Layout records
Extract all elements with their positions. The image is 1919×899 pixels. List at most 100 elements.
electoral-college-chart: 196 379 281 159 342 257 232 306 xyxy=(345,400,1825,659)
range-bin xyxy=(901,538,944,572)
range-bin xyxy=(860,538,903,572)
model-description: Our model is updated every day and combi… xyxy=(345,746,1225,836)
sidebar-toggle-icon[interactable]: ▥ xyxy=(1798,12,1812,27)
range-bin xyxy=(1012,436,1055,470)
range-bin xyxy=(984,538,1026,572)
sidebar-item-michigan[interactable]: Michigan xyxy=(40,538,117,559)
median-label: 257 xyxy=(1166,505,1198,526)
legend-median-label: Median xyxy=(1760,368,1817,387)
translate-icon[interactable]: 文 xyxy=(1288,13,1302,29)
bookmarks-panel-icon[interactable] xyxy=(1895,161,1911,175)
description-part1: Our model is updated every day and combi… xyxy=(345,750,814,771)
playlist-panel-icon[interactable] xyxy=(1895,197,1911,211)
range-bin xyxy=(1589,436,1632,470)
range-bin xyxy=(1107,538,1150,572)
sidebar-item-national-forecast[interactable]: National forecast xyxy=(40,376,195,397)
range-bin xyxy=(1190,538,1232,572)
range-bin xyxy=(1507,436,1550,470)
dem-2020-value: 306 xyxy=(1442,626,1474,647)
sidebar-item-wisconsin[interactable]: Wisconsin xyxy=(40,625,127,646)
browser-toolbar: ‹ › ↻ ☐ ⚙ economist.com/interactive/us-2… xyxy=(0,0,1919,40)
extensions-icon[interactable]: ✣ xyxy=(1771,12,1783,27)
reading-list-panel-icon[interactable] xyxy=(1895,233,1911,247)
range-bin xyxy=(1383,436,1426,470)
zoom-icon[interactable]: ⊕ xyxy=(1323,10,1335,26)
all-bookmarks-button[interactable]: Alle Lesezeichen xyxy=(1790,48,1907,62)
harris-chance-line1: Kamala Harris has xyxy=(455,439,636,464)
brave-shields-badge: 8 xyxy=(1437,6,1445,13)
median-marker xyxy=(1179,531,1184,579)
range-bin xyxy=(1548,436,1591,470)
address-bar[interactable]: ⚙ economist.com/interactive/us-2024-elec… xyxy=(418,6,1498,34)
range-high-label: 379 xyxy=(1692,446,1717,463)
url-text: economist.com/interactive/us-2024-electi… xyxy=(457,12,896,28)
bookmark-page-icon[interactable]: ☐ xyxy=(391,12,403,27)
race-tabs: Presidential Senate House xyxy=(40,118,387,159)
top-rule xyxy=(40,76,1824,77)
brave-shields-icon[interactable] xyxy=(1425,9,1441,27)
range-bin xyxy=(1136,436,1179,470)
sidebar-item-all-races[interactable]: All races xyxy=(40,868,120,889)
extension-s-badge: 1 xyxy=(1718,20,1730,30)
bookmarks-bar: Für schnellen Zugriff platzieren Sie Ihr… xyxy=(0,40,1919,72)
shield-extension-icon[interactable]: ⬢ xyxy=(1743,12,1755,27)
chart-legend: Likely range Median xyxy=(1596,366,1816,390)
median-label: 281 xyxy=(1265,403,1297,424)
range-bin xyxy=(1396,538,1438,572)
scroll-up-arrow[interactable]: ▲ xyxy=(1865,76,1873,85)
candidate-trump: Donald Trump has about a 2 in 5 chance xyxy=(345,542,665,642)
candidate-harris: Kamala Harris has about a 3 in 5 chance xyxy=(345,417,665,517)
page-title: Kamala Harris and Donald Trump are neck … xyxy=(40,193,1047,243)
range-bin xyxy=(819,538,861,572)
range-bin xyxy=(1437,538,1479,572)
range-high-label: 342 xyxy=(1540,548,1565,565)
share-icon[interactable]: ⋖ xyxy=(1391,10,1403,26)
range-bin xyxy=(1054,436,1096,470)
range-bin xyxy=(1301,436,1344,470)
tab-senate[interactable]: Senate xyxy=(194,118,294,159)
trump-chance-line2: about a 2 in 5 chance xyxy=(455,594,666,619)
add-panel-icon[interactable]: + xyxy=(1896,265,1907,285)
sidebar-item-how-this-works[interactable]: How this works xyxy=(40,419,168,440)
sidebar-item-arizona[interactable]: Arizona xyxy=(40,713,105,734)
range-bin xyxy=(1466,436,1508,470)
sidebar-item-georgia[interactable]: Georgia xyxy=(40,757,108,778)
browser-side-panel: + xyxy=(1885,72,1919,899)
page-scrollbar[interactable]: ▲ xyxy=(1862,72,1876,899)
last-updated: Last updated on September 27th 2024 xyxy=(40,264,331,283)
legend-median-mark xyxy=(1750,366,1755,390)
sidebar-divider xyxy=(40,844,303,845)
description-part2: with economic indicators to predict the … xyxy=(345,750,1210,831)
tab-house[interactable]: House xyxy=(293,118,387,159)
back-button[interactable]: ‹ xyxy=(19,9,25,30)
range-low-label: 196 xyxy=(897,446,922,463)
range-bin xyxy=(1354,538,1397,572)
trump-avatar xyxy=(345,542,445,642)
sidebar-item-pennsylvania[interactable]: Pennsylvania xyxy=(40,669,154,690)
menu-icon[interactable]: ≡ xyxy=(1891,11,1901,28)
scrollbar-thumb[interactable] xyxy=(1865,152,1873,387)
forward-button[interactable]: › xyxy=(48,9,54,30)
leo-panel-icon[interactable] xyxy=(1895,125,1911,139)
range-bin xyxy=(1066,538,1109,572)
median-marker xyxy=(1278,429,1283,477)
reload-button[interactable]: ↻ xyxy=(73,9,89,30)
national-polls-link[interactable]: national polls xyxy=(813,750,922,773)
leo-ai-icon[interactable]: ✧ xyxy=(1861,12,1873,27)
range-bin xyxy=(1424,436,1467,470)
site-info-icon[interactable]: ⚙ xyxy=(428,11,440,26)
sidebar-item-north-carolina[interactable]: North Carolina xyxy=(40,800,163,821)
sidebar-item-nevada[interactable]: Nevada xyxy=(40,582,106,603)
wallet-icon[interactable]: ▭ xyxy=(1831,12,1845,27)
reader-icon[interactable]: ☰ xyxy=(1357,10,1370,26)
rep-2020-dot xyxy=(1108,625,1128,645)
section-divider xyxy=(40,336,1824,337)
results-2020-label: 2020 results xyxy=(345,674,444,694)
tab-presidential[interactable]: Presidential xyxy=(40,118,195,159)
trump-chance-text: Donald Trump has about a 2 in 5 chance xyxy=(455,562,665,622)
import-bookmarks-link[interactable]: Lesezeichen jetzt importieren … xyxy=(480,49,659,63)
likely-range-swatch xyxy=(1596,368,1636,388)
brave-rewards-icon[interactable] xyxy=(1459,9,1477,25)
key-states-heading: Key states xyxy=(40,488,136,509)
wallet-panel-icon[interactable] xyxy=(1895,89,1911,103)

* [TO DO]: Reproduce the listing from its first line through the line containing "median-label: 257 xyxy=(1166,505,1198,526)", with both of those lines included and every character left unchanged.

* [THE REPLY]:
Extract all elements with their positions. The image is 1919×899 pixels. List at most 100 elements.
electoral-college-chart: 196 379 281 159 342 257 232 306 xyxy=(345,400,1825,659)
range-bin xyxy=(901,538,944,572)
range-bin xyxy=(860,538,903,572)
model-description: Our model is updated every day and combi… xyxy=(345,746,1225,836)
sidebar-toggle-icon[interactable]: ▥ xyxy=(1798,12,1812,27)
range-bin xyxy=(1012,436,1055,470)
range-bin xyxy=(984,538,1026,572)
sidebar-item-michigan[interactable]: Michigan xyxy=(40,538,117,559)
median-label: 257 xyxy=(1166,505,1198,526)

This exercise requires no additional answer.